_Stated goal_. In your copy, reproduce the entries exactly as they are, minus the images.

Stored entries

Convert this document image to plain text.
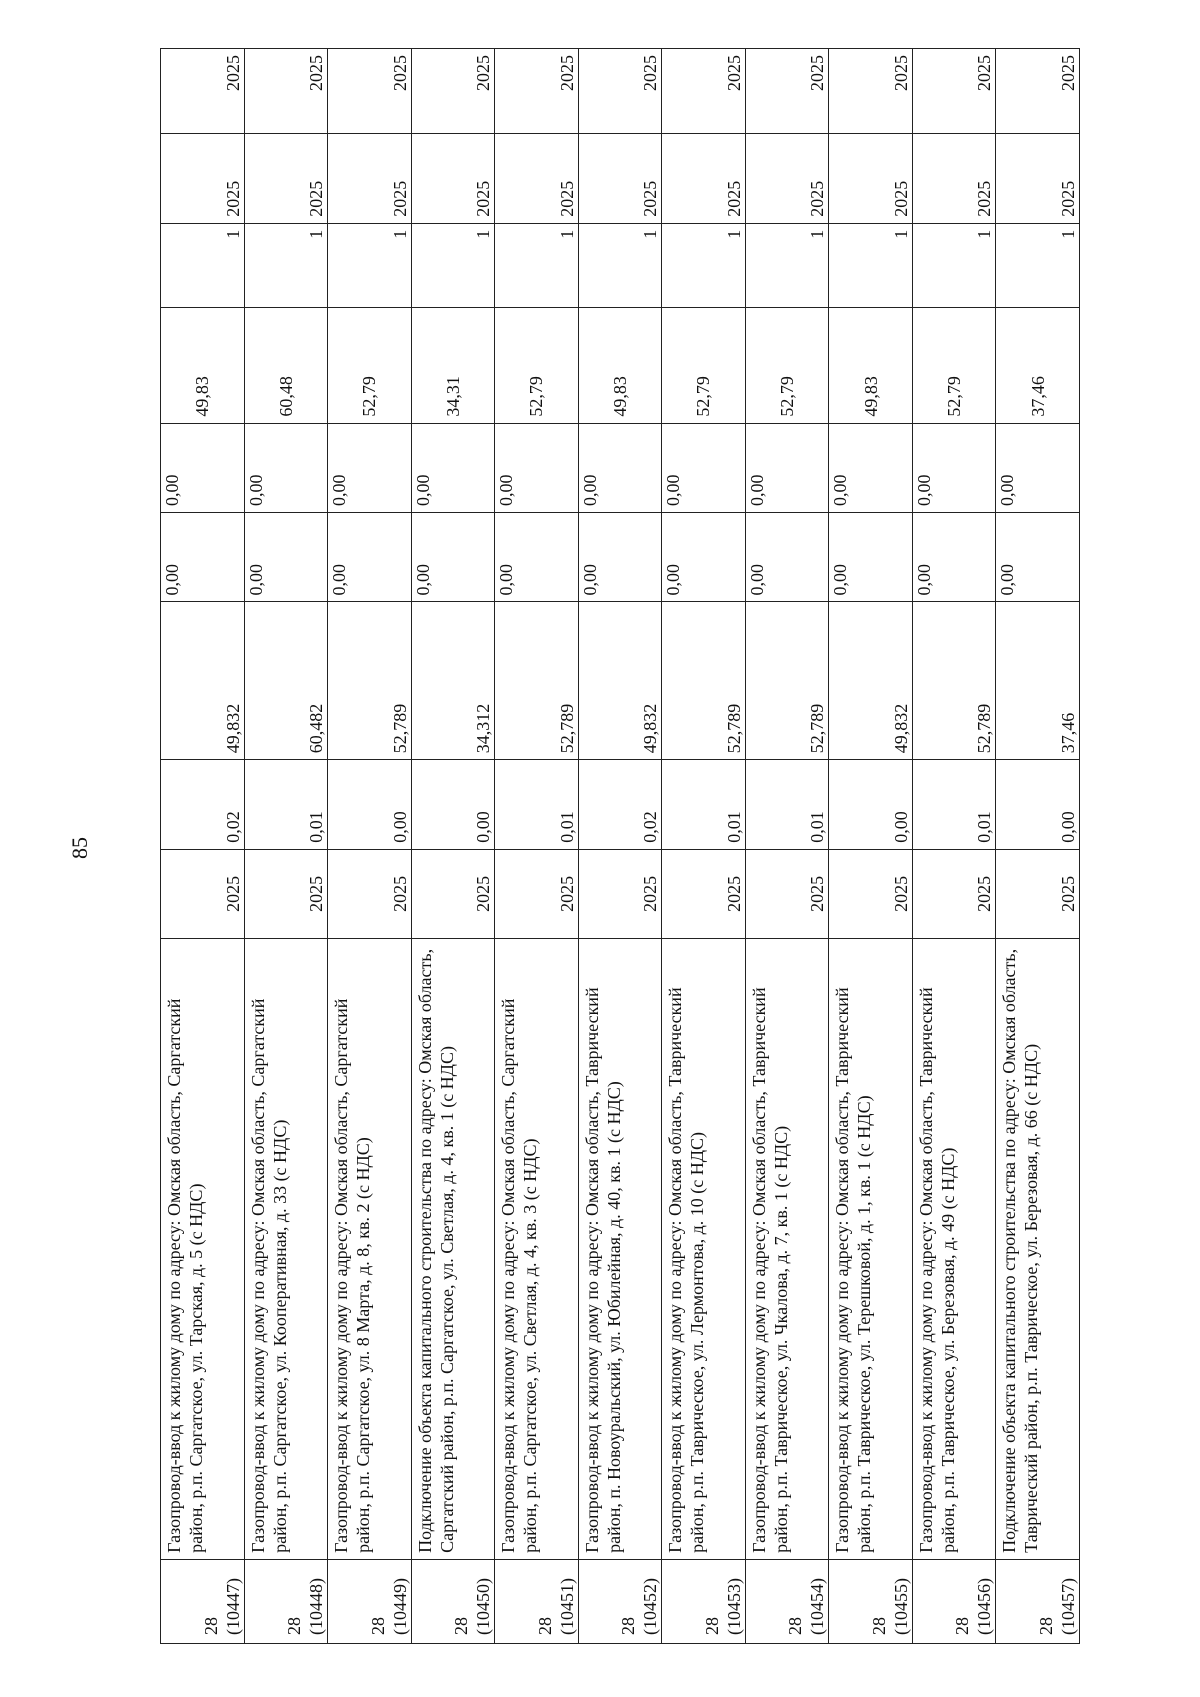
85
28 (10447)	Газопровод-ввод к жилому дому по адресу: Омская область, Саргатский район, р.п. Саргатское, ул. Тарская, д. 5 (с НДС)	2025	0,02	49,832	0,00	0,00	49,83	1	2025	2025

28 (10448)	Газопровод-ввод к жилому дому по адресу: Омская область, Саргатский район, р.п. Саргатское, ул. Кооперативная, д. 33 (с НДС)	2025	0,01	60,482	0,00	0,00	60,48	1	2025	2025

28 (10449)	Газопровод-ввод к жилому дому по адресу: Омская область, Саргатский район, р.п. Саргатское, ул. 8 Марта, д. 8, кв. 2 (с НДС)	2025	0,00	52,789	0,00	0,00	52,79	1	2025	2025

28 (10450)	Подключение объекта капитального строительства по адресу: Омская область, Саргатский район, р.п. Саргатское, ул. Светлая, д. 4, кв. 1 (с НДС)	2025	0,00	34,312	0,00	0,00	34,31	1	2025	2025

28 (10451)	Газопровод-ввод к жилому дому по адресу: Омская область, Саргатский район, р.п. Саргатское, ул. Светлая, д. 4, кв. 3 (с НДС)	2025	0,01	52,789	0,00	0,00	52,79	1	2025	2025

28 (10452)	Газопровод-ввод к жилому дому по адресу: Омская область, Таврический район, п. Новоуральский, ул. Юбилейная, д. 40, кв. 1 (с НДС)	2025	0,02	49,832	0,00	0,00	49,83	1	2025	2025

28 (10453)	Газопровод-ввод к жилому дому по адресу: Омская область, Таврический район, р.п. Таврическое, ул. Лермонтова, д. 10 (с НДС)	2025	0,01	52,789	0,00	0,00	52,79	1	2025	2025

28 (10454)	Газопровод-ввод к жилому дому по адресу: Омская область, Таврический район, р.п. Таврическое, ул. Чкалова, д. 7, кв. 1 (с НДС)	2025	0,01	52,789	0,00	0,00	52,79	1	2025	2025

28 (10455)	Газопровод-ввод к жилому дому по адресу: Омская область, Таврический район, р.п. Таврическое, ул. Терешковой, д. 1, кв. 1 (с НДС)	2025	0,00	49,832	0,00	0,00	49,83	1	2025	2025

28 (10456)	Газопровод-ввод к жилому дому по адресу: Омская область, Таврический район, р.п. Таврическое, ул. Березовая, д. 49 (с НДС)	2025	0,01	52,789	0,00	0,00	52,79	1	2025	2025

28 (10457)	Подключение объекта капитального строительства по адресу: Омская область, Таврический район, р.п. Таврическое, ул. Березовая, д. 66 (с НДС)	2025	0,00	37,46	0,00	0,00	37,46	1	2025	2025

_Output for this exercise_.
Convert this document image to plain text.
85
28 (10447)	Газопровод-ввод к жилому дому по адресу: Омская область, Саргатский район, р.п. Саргатское, ул. Тарская, д. 5 (с НДС)	2025	0,02	49,832	0,00	0,00	49,83	1	2025	2025

28 (10448)	Газопровод-ввод к жилому дому по адресу: Омская область, Саргатский район, р.п. Саргатское, ул. Кооперативная, д. 33 (с НДС)	2025	0,01	60,482	0,00	0,00	60,48	1	2025	2025

28 (10449)	Газопровод-ввод к жилому дому по адресу: Омская область, Саргатский район, р.п. Саргатское, ул. 8 Марта, д. 8, кв. 2 (с НДС)	2025	0,00	52,789	0,00	0,00	52,79	1	2025	2025

28 (10450)	Подключение объекта капитального строительства по адресу: Омская область, Саргатский район, р.п. Саргатское, ул. Светлая, д. 4, кв. 1 (с НДС)	2025	0,00	34,312	0,00	0,00	34,31	1	2025	2025

28 (10451)	Газопровод-ввод к жилому дому по адресу: Омская область, Саргатский район, р.п. Саргатское, ул. Светлая, д. 4, кв. 3 (с НДС)	2025	0,01	52,789	0,00	0,00	52,79	1	2025	2025

28 (10452)	Газопровод-ввод к жилому дому по адресу: Омская область, Таврический район, п. Новоуральский, ул. Юбилейная, д. 40, кв. 1 (с НДС)	2025	0,02	49,832	0,00	0,00	49,83	1	2025	2025

28 (10453)	Газопровод-ввод к жилому дому по адресу: Омская область, Таврический район, р.п. Таврическое, ул. Лермонтова, д. 10 (с НДС)	2025	0,01	52,789	0,00	0,00	52,79	1	2025	2025

28 (10454)	Газопровод-ввод к жилому дому по адресу: Омская область, Таврический район, р.п. Таврическое, ул. Чкалова, д. 7, кв. 1 (с НДС)	2025	0,01	52,789	0,00	0,00	52,79	1	2025	2025

28 (10455)	Газопровод-ввод к жилому дому по адресу: Омская область, Таврический район, р.п. Таврическое, ул. Терешковой, д. 1, кв. 1 (с НДС)	2025	0,00	49,832	0,00	0,00	49,83	1	2025	2025

28 (10456)	Газопровод-ввод к жилому дому по адресу: Омская область, Таврический район, р.п. Таврическое, ул. Березовая, д. 49 (с НДС)	2025	0,01	52,789	0,00	0,00	52,79	1	2025	2025

28 (10457)	Подключение объекта капитального строительства по адресу: Омская область, Таврический район, р.п. Таврическое, ул. Березовая, д. 66 (с НДС)	2025	0,00	37,46	0,00	0,00	37,46	1	2025	2025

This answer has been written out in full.